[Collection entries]
****************

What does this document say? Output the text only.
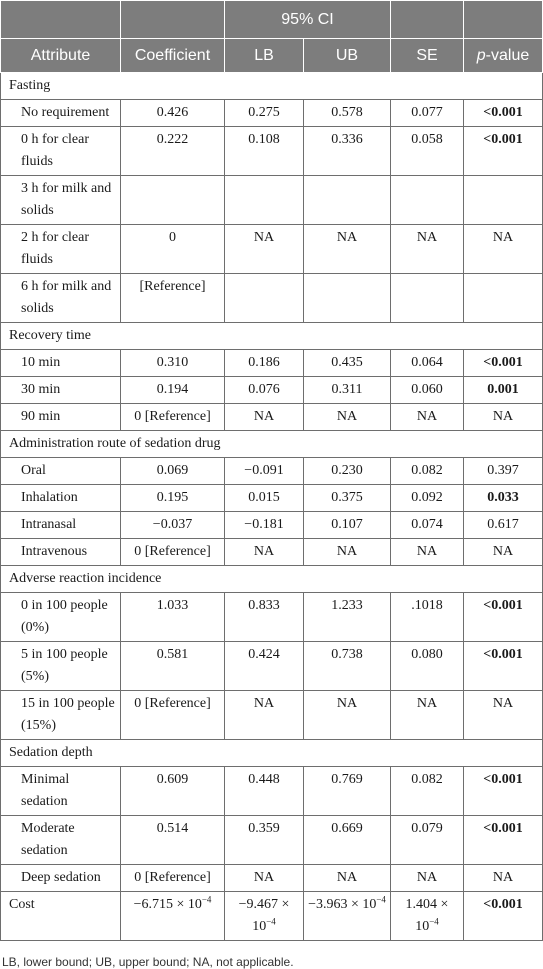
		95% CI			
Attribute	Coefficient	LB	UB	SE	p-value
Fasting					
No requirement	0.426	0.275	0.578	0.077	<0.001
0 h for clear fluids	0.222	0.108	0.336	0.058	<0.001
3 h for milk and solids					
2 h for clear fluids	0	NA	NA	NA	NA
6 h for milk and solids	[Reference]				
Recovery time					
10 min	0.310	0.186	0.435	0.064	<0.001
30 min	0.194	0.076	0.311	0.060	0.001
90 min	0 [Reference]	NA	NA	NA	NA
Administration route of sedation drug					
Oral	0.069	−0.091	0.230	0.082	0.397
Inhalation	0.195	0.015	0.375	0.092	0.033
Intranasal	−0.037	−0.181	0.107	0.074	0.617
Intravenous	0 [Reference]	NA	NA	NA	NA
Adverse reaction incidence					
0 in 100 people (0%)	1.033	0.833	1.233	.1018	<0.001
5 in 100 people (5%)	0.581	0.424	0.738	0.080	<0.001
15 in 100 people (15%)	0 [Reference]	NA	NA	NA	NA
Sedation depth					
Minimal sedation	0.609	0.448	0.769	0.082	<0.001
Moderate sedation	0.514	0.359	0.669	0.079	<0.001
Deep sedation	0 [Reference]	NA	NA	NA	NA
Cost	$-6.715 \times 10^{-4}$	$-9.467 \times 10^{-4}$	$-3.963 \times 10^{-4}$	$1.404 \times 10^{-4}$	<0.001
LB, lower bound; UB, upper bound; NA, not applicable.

****************

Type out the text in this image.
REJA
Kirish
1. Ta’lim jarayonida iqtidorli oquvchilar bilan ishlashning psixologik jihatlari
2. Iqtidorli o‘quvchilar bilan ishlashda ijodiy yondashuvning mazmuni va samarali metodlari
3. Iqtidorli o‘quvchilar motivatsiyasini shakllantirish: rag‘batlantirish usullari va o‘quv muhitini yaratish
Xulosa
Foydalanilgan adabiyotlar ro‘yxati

****************

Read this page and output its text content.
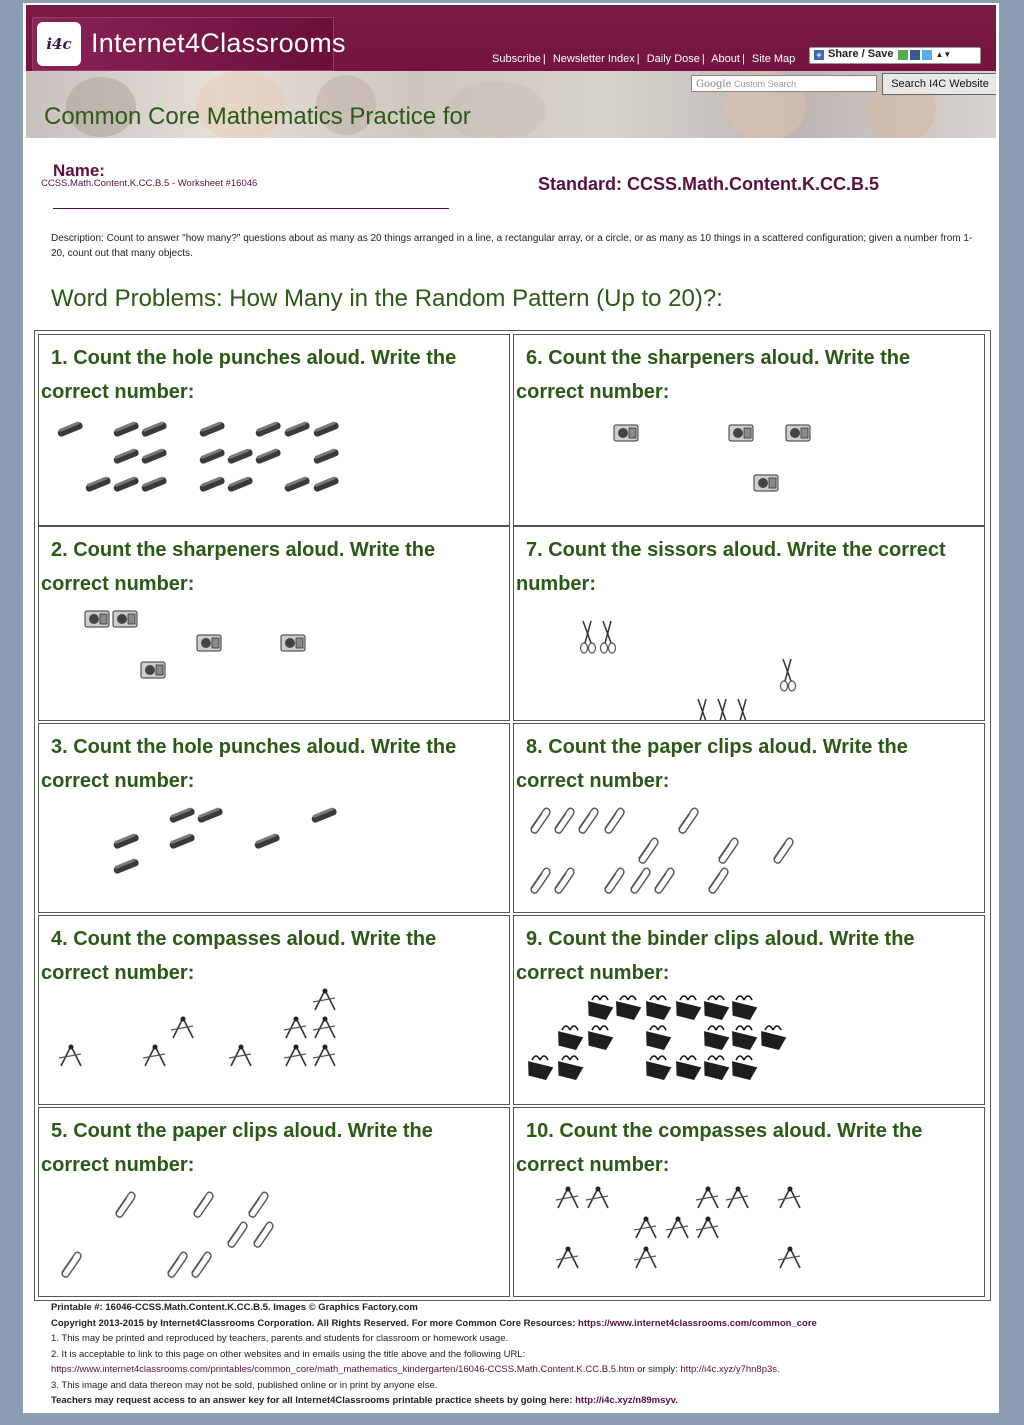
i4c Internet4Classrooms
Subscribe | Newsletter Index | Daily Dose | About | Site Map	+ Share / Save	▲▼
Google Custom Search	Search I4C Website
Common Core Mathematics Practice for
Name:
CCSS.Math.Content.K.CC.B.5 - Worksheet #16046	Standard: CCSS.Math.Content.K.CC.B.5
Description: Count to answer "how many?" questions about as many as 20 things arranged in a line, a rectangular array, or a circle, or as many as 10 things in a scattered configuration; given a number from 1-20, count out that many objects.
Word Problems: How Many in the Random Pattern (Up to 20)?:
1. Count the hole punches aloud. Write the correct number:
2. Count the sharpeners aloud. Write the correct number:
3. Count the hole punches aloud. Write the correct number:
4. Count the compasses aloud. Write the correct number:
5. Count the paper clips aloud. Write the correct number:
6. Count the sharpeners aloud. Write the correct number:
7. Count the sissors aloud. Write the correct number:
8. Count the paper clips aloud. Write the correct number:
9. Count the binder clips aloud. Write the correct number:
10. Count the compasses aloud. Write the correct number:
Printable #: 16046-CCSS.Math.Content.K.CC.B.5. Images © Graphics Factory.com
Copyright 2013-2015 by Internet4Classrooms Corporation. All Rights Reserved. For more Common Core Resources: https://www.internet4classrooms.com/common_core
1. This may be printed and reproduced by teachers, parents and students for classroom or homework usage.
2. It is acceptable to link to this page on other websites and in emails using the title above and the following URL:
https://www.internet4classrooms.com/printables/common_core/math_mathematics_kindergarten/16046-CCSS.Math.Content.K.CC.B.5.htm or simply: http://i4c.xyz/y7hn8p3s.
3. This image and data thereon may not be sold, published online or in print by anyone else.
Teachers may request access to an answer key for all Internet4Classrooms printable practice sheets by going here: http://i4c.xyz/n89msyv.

****************

◆ REQUIRED WORK: Copy every line of the listing where the word "fluids" appears.

◆ RESULT BELOW:
0 h for clear fluids	0.222	0.108	0.336	0.058	<0.001
2 h for clear fluids	0	NA	NA	NA	NA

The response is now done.